-- START TEXT SECTION --

The top 30 look a lot different once we remove the bonus and penalty points. The number of NCPP/AAPOR designated pollsters in the top 30 drops from 23 to 7 (although the 7 that remain all fall within the top 13, something that may help explain the underlying NCPP/AAPOR effect that Silver reports). Those bumped from the top 30 often move far down the list. You can download our spreadsheet to see all the details, but nine pollsters awarded NCPP/AAPOR bonus points drop in the rankings by 100 or more places.
[In a guest post earlier today on Pollster.com, Monmouth University pollster Patrick Murray describes a very similar analysis he did using the same data. Murray regressed to the PIE scores to a different single mean (0.50), yet describes a very similar shift in the rankings].
Now I want to make clear that I do not question Silver's motives in regressing to different means. I am certain he genuinely believes the NCPP/AAPOR adjustment will improve the accuracy of his election forecasts. If the adjustment only affected those forecasts -- his poll averages -- I probably would not comment. But they do more than that. His adjustments appear to significantly and dramatically alter rankings prominently promoted as "pollster ratings," ratings that are already having an impact on the reputations and livelihoods of individual pollsters.
That's a problem.
And it adjusts those ratings in a way that's not justified by his finding. Joining NCPP or endorsing the AAPOR initiative may be statistically related to other aspects of pollster philosophy or practice that made them more accurate in the past, but no one -- not even Nate Silver -- believes that a mere commitment made a few weeks ago to greater future transparency caused pollsters to be more accurate over the last ten years.

-- END TEXT SECTION --

Which all-capital abbreviations appear in the pollster-ratings text?

-- START ENTRIES PROVIDED --

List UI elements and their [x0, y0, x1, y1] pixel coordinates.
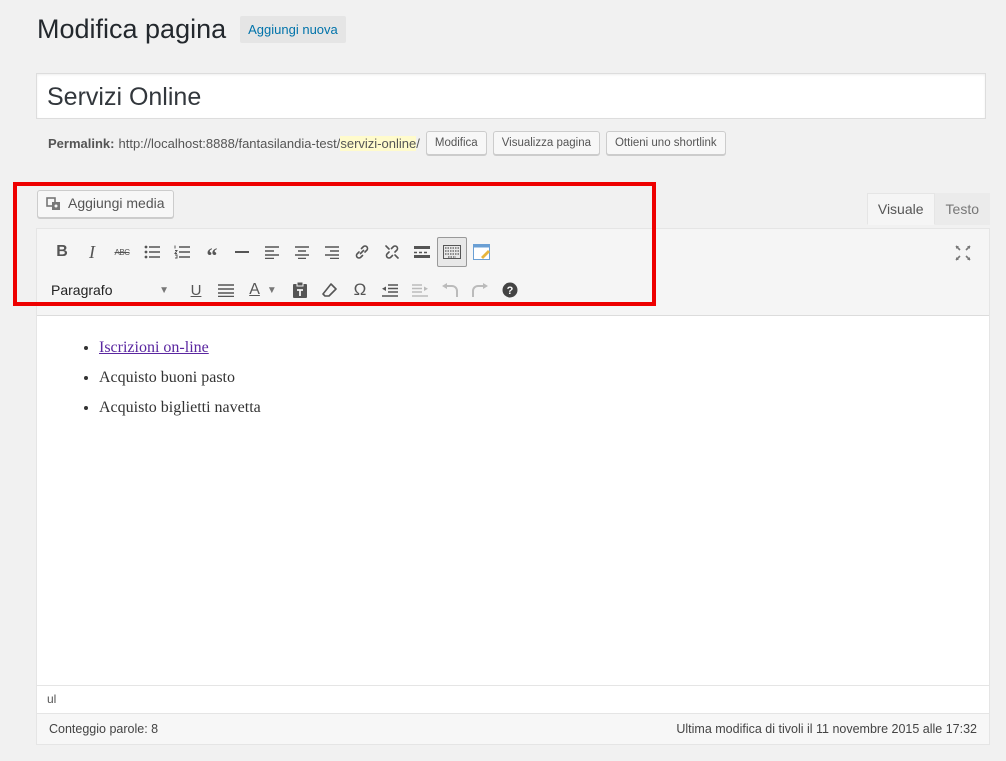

-- END ENTRIES PROVIDED --
-- START ENTRIES PROVIDED --

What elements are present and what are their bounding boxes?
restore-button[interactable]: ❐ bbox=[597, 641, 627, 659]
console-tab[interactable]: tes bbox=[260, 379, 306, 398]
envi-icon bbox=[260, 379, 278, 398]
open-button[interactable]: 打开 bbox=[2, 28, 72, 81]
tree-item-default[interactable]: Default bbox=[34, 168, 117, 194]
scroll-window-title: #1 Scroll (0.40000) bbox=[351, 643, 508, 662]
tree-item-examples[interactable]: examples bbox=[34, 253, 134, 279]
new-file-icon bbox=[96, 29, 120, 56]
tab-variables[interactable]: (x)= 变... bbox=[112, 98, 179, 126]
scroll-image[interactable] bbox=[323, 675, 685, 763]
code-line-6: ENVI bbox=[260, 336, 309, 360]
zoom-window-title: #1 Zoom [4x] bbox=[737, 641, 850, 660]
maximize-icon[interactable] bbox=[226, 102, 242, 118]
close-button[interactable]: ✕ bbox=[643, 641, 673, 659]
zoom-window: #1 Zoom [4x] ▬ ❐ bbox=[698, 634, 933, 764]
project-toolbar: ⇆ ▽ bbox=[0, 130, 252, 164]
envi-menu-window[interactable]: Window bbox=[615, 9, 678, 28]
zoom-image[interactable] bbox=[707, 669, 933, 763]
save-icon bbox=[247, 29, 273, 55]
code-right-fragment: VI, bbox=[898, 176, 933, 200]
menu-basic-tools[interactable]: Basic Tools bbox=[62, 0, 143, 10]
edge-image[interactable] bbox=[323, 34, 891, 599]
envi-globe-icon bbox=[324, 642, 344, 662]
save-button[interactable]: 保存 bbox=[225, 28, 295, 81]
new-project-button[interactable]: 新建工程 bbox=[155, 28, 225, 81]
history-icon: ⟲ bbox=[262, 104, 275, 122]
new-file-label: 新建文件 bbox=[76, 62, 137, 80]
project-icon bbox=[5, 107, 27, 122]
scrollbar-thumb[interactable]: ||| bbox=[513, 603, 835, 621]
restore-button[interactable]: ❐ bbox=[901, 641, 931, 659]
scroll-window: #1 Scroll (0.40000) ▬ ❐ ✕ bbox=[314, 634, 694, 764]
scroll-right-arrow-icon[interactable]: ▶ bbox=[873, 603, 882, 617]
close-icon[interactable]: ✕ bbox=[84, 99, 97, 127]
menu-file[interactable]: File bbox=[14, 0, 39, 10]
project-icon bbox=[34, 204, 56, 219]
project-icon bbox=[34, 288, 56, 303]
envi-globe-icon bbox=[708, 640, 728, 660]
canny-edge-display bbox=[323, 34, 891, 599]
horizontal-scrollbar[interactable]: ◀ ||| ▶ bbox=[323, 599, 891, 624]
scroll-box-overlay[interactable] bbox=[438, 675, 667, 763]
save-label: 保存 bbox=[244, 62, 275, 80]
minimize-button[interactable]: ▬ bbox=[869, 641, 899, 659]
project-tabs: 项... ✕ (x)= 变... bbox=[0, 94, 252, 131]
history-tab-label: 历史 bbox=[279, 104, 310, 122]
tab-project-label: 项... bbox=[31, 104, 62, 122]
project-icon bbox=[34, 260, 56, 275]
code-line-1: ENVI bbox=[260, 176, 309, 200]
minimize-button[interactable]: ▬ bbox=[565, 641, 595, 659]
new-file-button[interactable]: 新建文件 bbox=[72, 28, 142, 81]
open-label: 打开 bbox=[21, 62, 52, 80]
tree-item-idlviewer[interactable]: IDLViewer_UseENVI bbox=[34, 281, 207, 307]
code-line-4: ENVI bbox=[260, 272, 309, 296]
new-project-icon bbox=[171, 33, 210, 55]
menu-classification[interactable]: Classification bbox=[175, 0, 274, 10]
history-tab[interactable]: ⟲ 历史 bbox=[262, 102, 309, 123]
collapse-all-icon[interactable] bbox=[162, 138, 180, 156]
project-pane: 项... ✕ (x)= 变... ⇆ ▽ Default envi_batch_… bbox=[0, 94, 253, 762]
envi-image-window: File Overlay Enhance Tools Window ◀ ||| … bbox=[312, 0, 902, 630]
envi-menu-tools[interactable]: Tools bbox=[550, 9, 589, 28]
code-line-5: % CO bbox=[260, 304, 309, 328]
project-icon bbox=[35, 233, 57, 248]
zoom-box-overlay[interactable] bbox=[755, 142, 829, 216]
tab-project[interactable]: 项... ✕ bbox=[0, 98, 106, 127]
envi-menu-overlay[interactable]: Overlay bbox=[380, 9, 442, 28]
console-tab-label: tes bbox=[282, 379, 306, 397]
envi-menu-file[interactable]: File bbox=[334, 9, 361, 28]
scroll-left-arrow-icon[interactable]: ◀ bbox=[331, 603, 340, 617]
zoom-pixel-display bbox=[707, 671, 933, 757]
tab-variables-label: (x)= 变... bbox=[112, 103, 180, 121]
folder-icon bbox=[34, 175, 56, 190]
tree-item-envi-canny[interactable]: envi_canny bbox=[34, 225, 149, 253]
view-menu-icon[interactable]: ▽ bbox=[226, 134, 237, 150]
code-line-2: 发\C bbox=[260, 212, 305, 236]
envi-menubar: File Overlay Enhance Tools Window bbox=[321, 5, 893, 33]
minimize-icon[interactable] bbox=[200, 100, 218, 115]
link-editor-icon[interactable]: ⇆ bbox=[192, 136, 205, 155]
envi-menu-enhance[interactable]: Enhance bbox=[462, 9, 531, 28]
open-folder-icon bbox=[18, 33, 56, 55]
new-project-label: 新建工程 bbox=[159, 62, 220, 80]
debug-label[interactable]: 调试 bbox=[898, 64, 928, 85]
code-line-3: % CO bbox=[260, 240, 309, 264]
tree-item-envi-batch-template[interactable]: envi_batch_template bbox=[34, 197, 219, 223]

-- END ENTRIES PROVIDED --

## TASK RESULT
NCPP, AAPOR, PIE